— Recorded data —

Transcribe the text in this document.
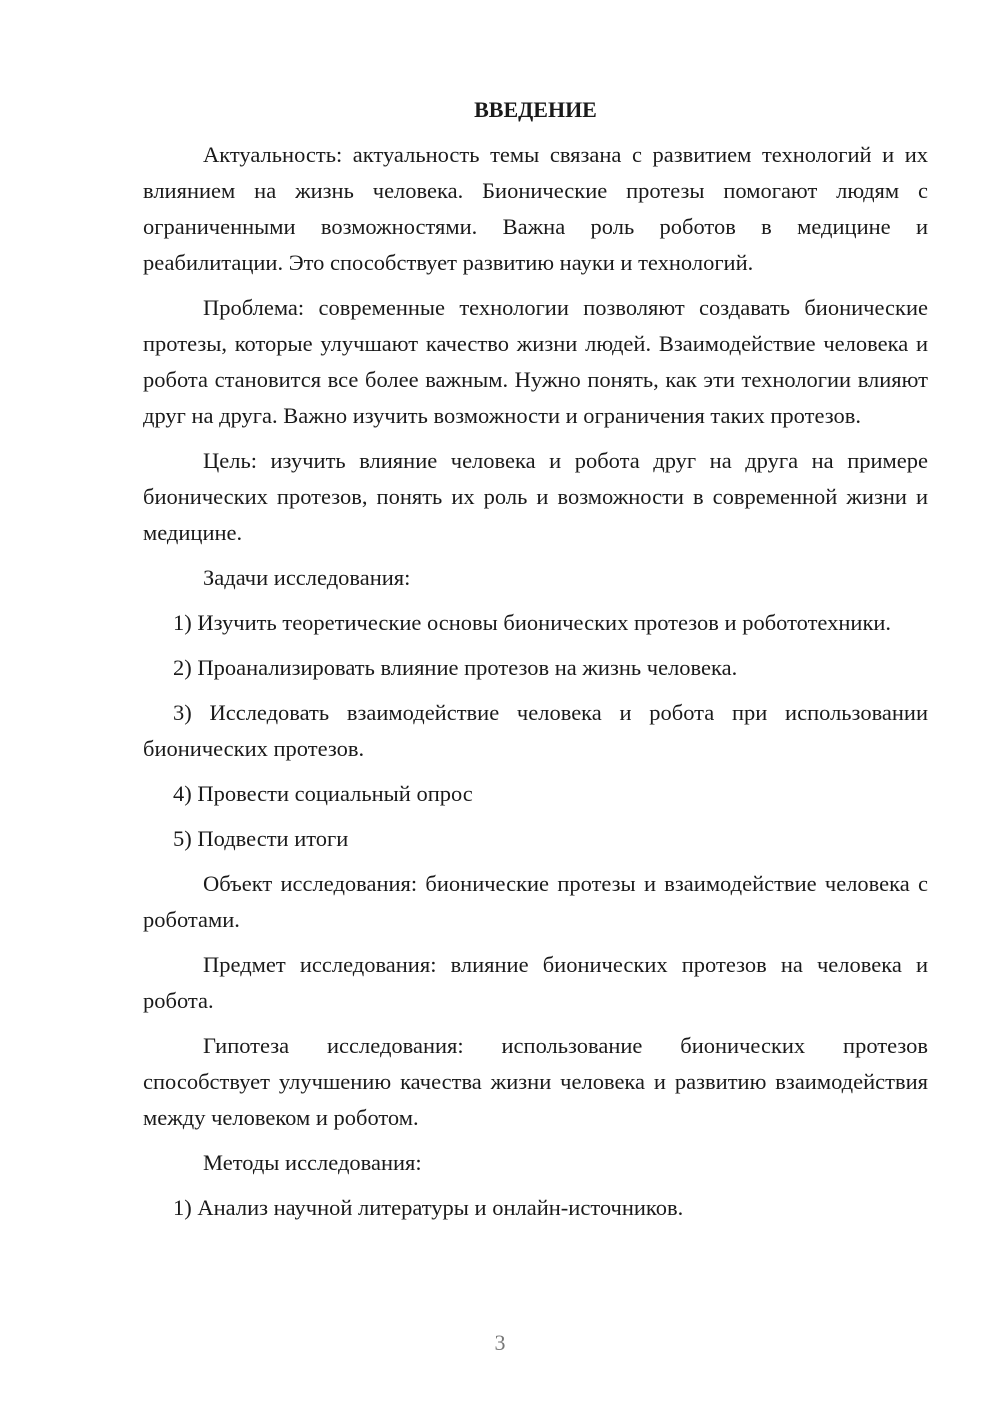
ВВЕДЕНИЕ

Актуальность: актуальность темы связана с развитием технологий и их влиянием на жизнь человека. Бионические протезы помогают людям с ограниченными возможностями. Важна роль роботов в медицине и реабилитации. Это способствует развитию науки и технологий.

Проблема: современные технологии позволяют создавать бионические протезы, которые улучшают качество жизни людей. Взаимодействие человека и робота становится все более важным. Нужно понять, как эти технологии влияют друг на друга. Важно изучить возможности и ограничения таких протезов.

Цель: изучить влияние человека и робота друг на друга на примере бионических протезов, понять их роль и возможности в современной жизни и медицине.

Задачи исследования:

1) Изучить теоретические основы бионических протезов и робототехники.

2) Проанализировать влияние протезов на жизнь человека.

3) Исследовать взаимодействие человека и робота при использовании бионических протезов.

4) Провести социальный опрос

5) Подвести итоги

Объект исследования: бионические протезы и взаимодействие человека с роботами.

Предмет исследования: влияние бионических протезов на человека и робота.

Гипотеза исследования: использование бионических протезов способствует улучшению качества жизни человека и развитию взаимодействия между человеком и роботом.

Методы исследования:

1) Анализ научной литературы и онлайн-источников.

3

— GOAL —
Return all the lines that contain the string "жизнь".

— RESPONSE —
Актуальность: актуальность темы связана с развитием технологий и их влиянием на жизнь человека. Бионические протезы помогают людям с ограниченными возможностями. Важна роль роботов в медицине и реабилитации. Это способствует развитию науки и технологий.
2) Проанализировать влияние протезов на жизнь человека.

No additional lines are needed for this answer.